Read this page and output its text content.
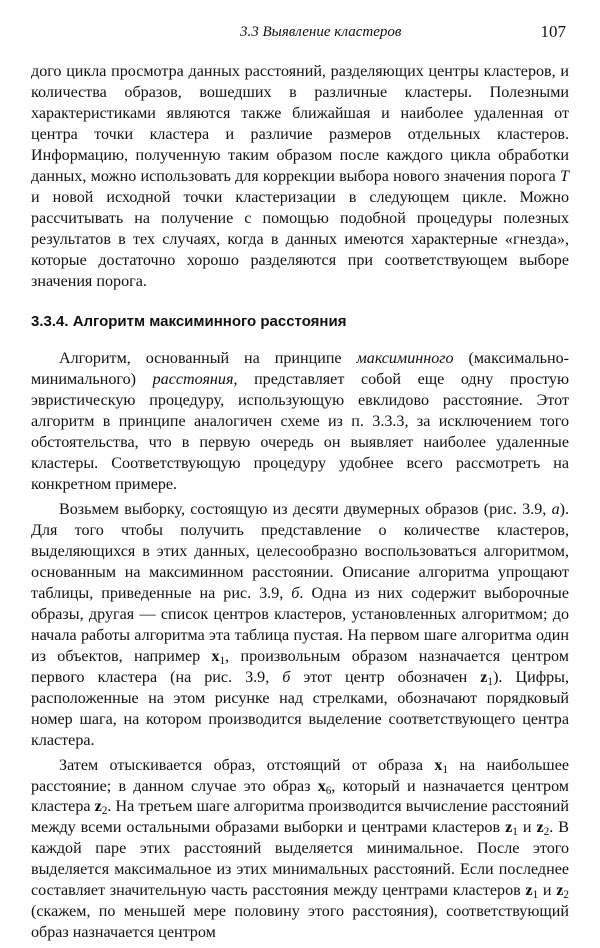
3.3 Выявление кластеров	107

дого цикла просмотра данных расстояний, разделяющих центры кластеров, и количества образов, вошедших в различные кластеры. Полезными характеристиками являются также ближайшая и наиболее удаленная от центра точки кластера и различие размеров отдельных кластеров. Информацию, полученную таким образом после каждого цикла обработки данных, можно использовать для коррекции выбора нового значения порога T и новой исходной точки кластеризации в следующем цикле. Можно рассчитывать на получение с помощью подобной процедуры полезных результатов в тех случаях, когда в данных имеются характерные «гнезда», которые достаточно хорошо разделяются при соответствующем выборе значения порога.

3.3.4. Алгоритм максиминного расстояния

Алгоритм, основанный на принципе максиминного (максимально-минимального) расстояния, представляет собой еще одну простую эвристическую процедуру, использующую евклидово расстояние. Этот алгоритм в принципе аналогичен схеме из п. 3.3.3, за исключением того обстоятельства, что в первую очередь он выявляет наиболее удаленные кластеры. Соответствующую процедуру удобнее всего рассмотреть на конкретном примере.

Возьмем выборку, состоящую из десяти двумерных образов (рис. 3.9, а). Для того чтобы получить представление о количестве кластеров, выделяющихся в этих данных, целесообразно воспользоваться алгоритмом, основанным на максиминном расстоянии. Описание алгоритма упрощают таблицы, приведенные на рис. 3.9, б. Одна из них содержит выборочные образы, другая — список центров кластеров, установленных алгоритмом; до начала работы алгоритма эта таблица пустая. На первом шаге алгоритма один из объектов, например x1, произвольным образом назначается центром первого кластера (на рис. 3.9, б этот центр обозначен z1). Цифры, расположенные на этом рисунке над стрелками, обозначают порядковый номер шага, на котором производится выделение соответствующего центра кластера.

Затем отыскивается образ, отстоящий от образа x1 на наибольшее расстояние; в данном случае это образ x6, который и назначается центром кластера z2. На третьем шаге алгоритма производится вычисление расстояний между всеми остальными образами выборки и центрами кластеров z1 и z2. В каждой паре этих расстояний выделяется минимальное. После этого выделяется максимальное из этих минимальных расстояний. Если последнее составляет значительную часть расстояния между центрами кластеров z1 и z2 (скажем, по меньшей мере половину этого расстояния), соответствующий образ назначается центром
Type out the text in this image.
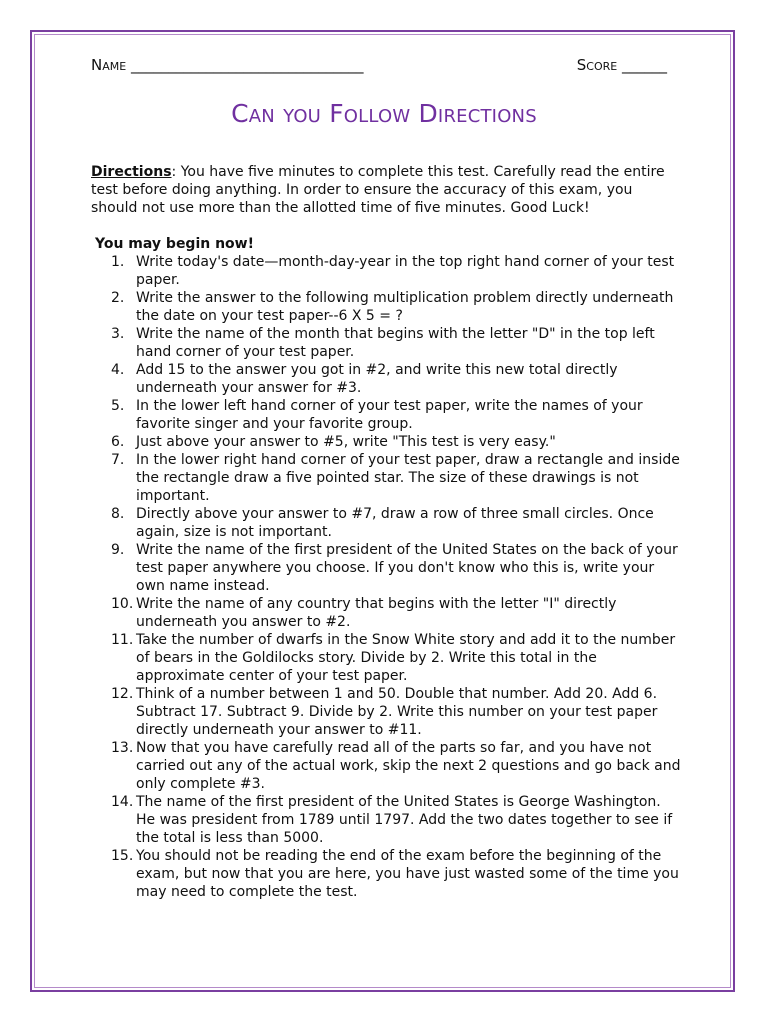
Name _______________________________	Score ______
Can you Follow Directions
Directions: You have five minutes to complete this test. Carefully read the entire test before doing anything. In order to ensure the accuracy of this exam, you should not use more than the allotted time of five minutes. Good Luck!
You may begin now!
1. Write today's date—month-day-year in the top right hand corner of your test paper.
2. Write the answer to the following multiplication problem directly underneath the date on your test paper--6 X 5 = ?
3. Write the name of the month that begins with the letter "D" in the top left hand corner of your test paper.
4. Add 15 to the answer you got in #2, and write this new total directly underneath your answer for #3.
5. In the lower left hand corner of your test paper, write the names of your favorite singer and your favorite group.
6. Just above your answer to #5, write "This test is very easy."
7. In the lower right hand corner of your test paper, draw a rectangle and inside the rectangle draw a five pointed star. The size of these drawings is not important.
8. Directly above your answer to #7, draw a row of three small circles. Once again, size is not important.
9. Write the name of the first president of the United States on the back of your test paper anywhere you choose. If you don't know who this is, write your own name instead.
10. Write the name of any country that begins with the letter "I" directly underneath you answer to #2.
11. Take the number of dwarfs in the Snow White story and add it to the number of bears in the Goldilocks story. Divide by 2. Write this total in the approximate center of your test paper.
12. Think of a number between 1 and 50. Double that number. Add 20. Add 6. Subtract 17. Subtract 9. Divide by 2. Write this number on your test paper directly underneath your answer to #11.
13. Now that you have carefully read all of the parts so far, and you have not carried out any of the actual work, skip the next 2 questions and go back and only complete #3.
14. The name of the first president of the United States is George Washington. He was president from 1789 until 1797. Add the two dates together to see if the total is less than 5000.
15. You should not be reading the end of the exam before the beginning of the exam, but now that you are here, you have just wasted some of the time you may need to complete the test.
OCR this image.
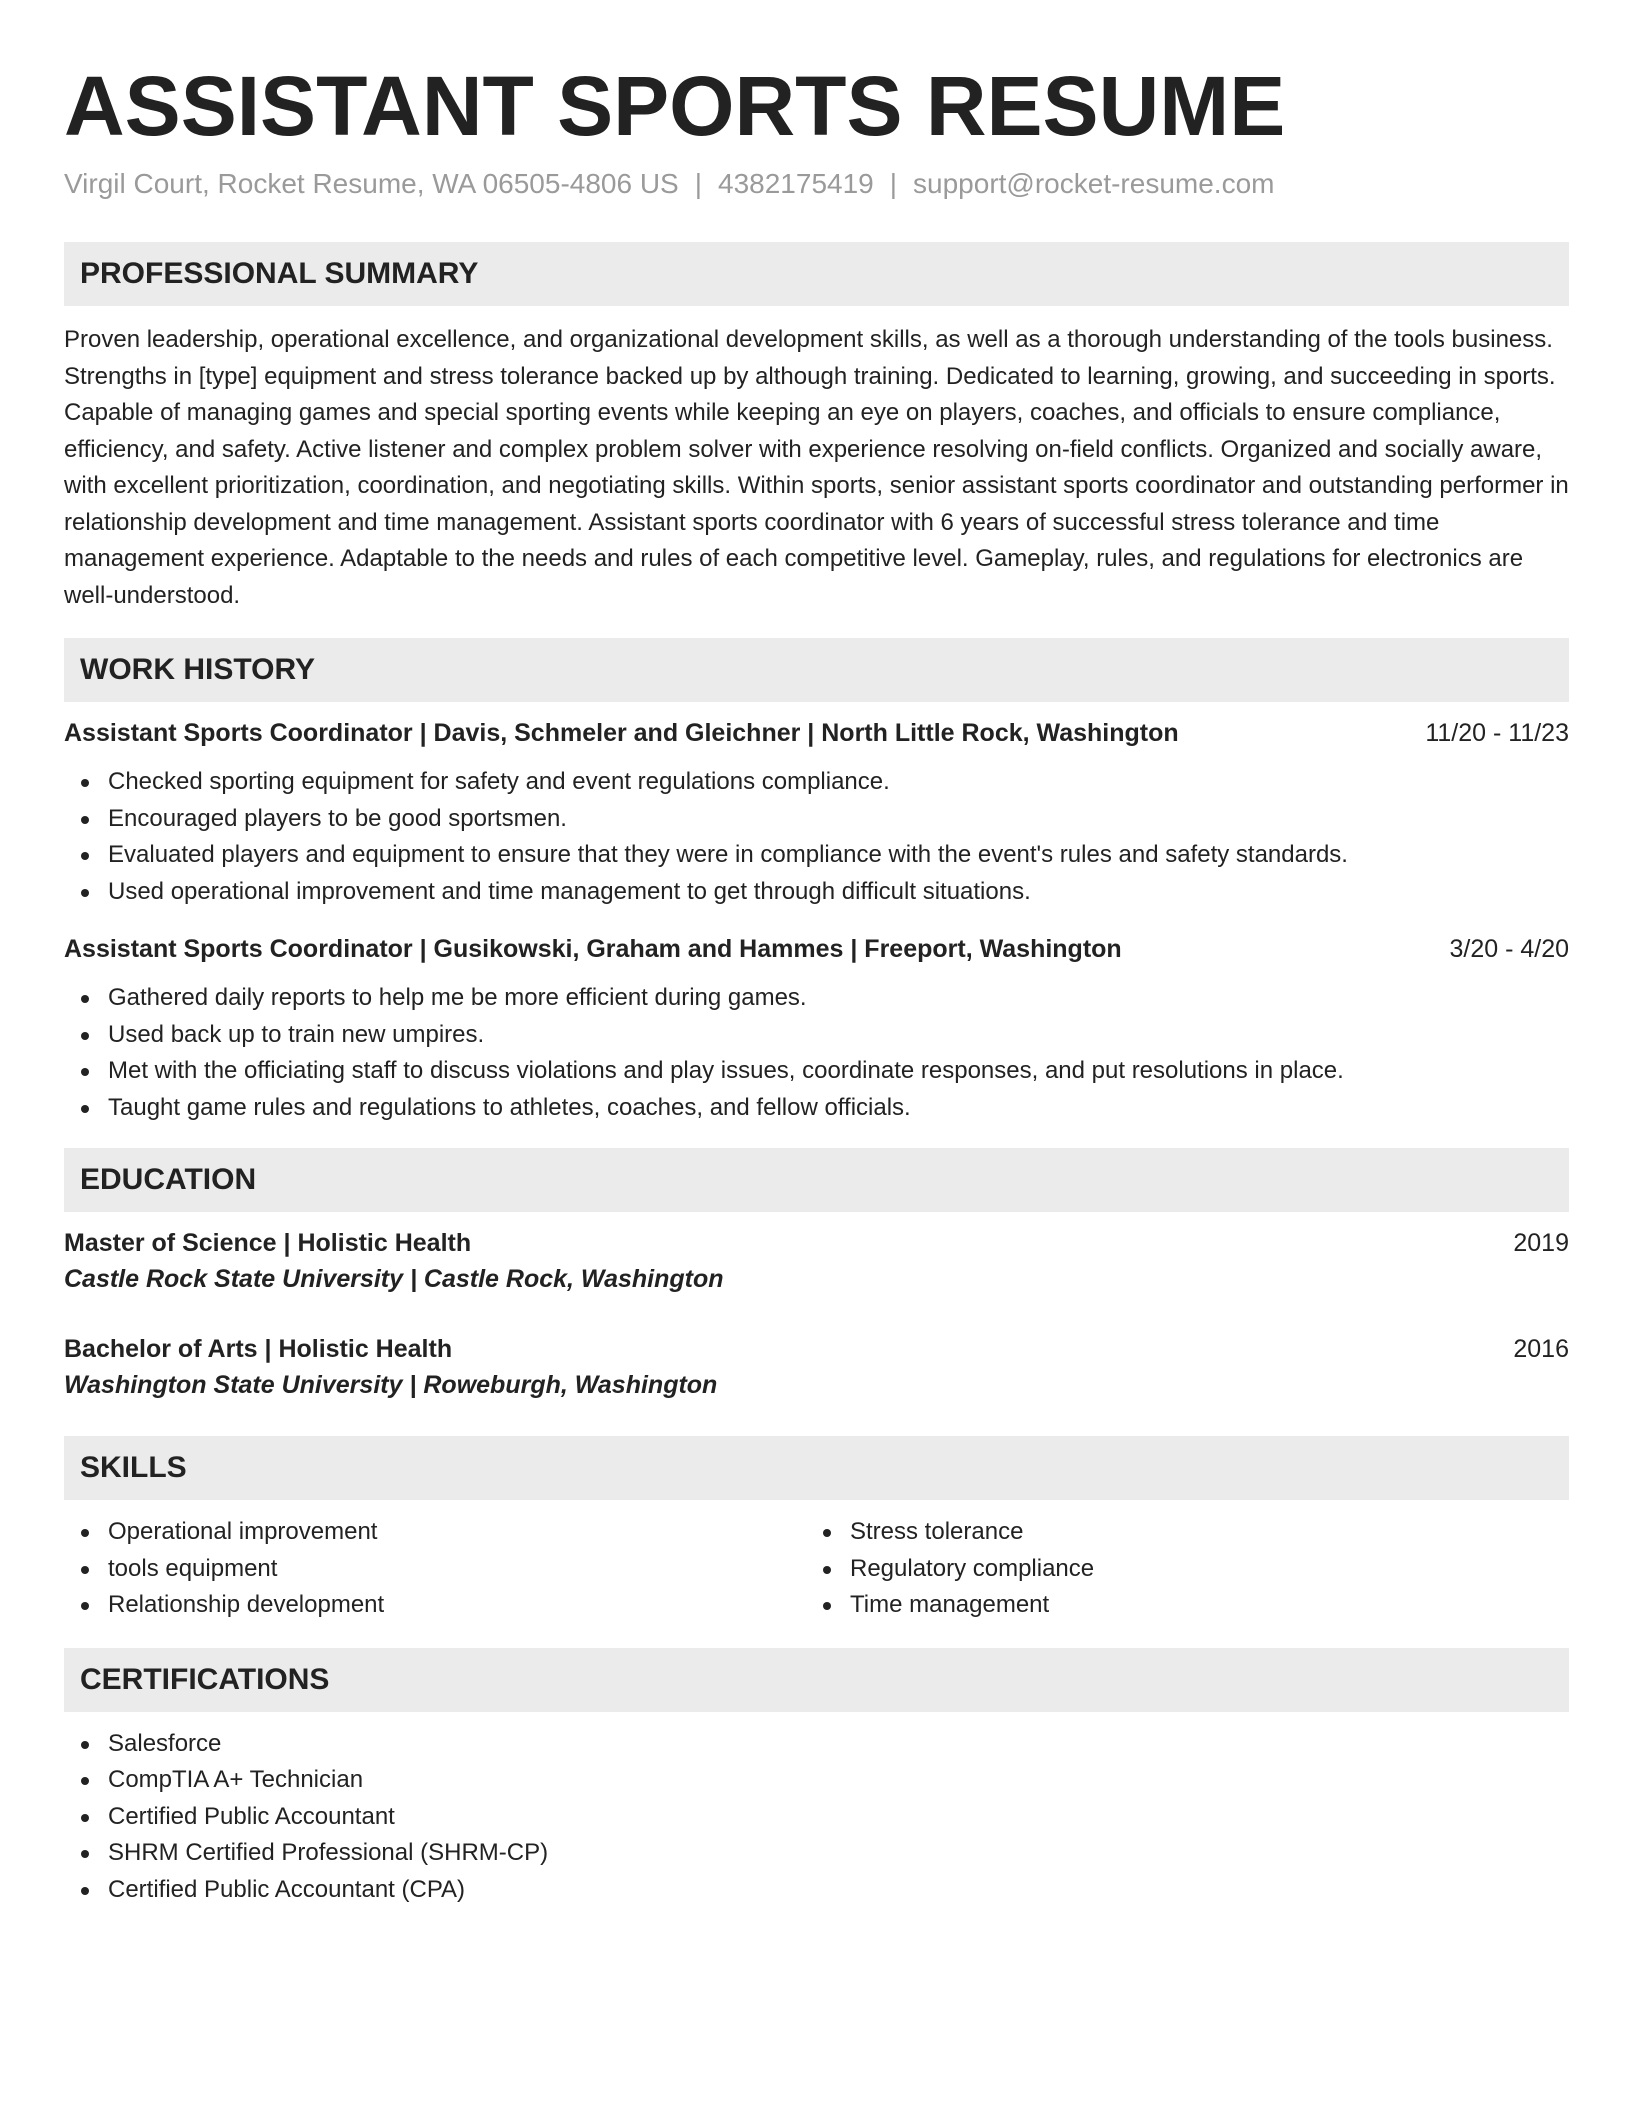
ASSISTANT SPORTS RESUME
Virgil Court, Rocket Resume, WA 06505-4806 US | 4382175419 | support@rocket-resume.com
PROFESSIONAL SUMMARY

Proven leadership, operational excellence, and organizational development skills, as well as a thorough understanding of the tools business. Strengths in [type] equipment and stress tolerance backed up by although training. Dedicated to learning, growing, and succeeding in sports. Capable of managing games and special sporting events while keeping an eye on players, coaches, and officials to ensure compliance, efficiency, and safety. Active listener and complex problem solver with experience resolving on-field conflicts. Organized and socially aware, with excellent prioritization, coordination, and negotiating skills. Within sports, senior assistant sports coordinator and outstanding performer in relationship development and time management. Assistant sports coordinator with 6 years of successful stress tolerance and time management experience. Adaptable to the needs and rules of each competitive level. Gameplay, rules, and regulations for electronics are well-understood.

WORK HISTORY
Assistant Sports Coordinator | Davis, Schmeler and Gleichner | North Little Rock, Washington	11/20 - 11/23
Checked sporting equipment for safety and event regulations compliance.
Encouraged players to be good sportsmen.
Evaluated players and equipment to ensure that they were in compliance with the event's rules and safety standards.
Used operational improvement and time management to get through difficult situations.
Assistant Sports Coordinator | Gusikowski, Graham and Hammes | Freeport, Washington	3/20 - 4/20
Gathered daily reports to help me be more efficient during games.
Used back up to train new umpires.
Met with the officiating staff to discuss violations and play issues, coordinate responses, and put resolutions in place.
Taught game rules and regulations to athletes, coaches, and fellow officials.
EDUCATION
Master of Science | Holistic Health	2019
Castle Rock State University | Castle Rock, Washington
Bachelor of Arts | Holistic Health	2016
Washington State University | Roweburgh, Washington
SKILLS
Operational improvement
tools equipment
Relationship development
Stress tolerance
Regulatory compliance
Time management
CERTIFICATIONS
Salesforce
CompTIA A+ Technician
Certified Public Accountant
SHRM Certified Professional (SHRM-CP)
Certified Public Accountant (CPA)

-- INSTRUCTION --
Search the entries for "above" and copy out each line that has it.

-- OUTPUT --
6. Just above your answer to #5, write "This test is very easy."
8. Directly above your answer to #7, draw a row of three small circles. Once again, size is not important.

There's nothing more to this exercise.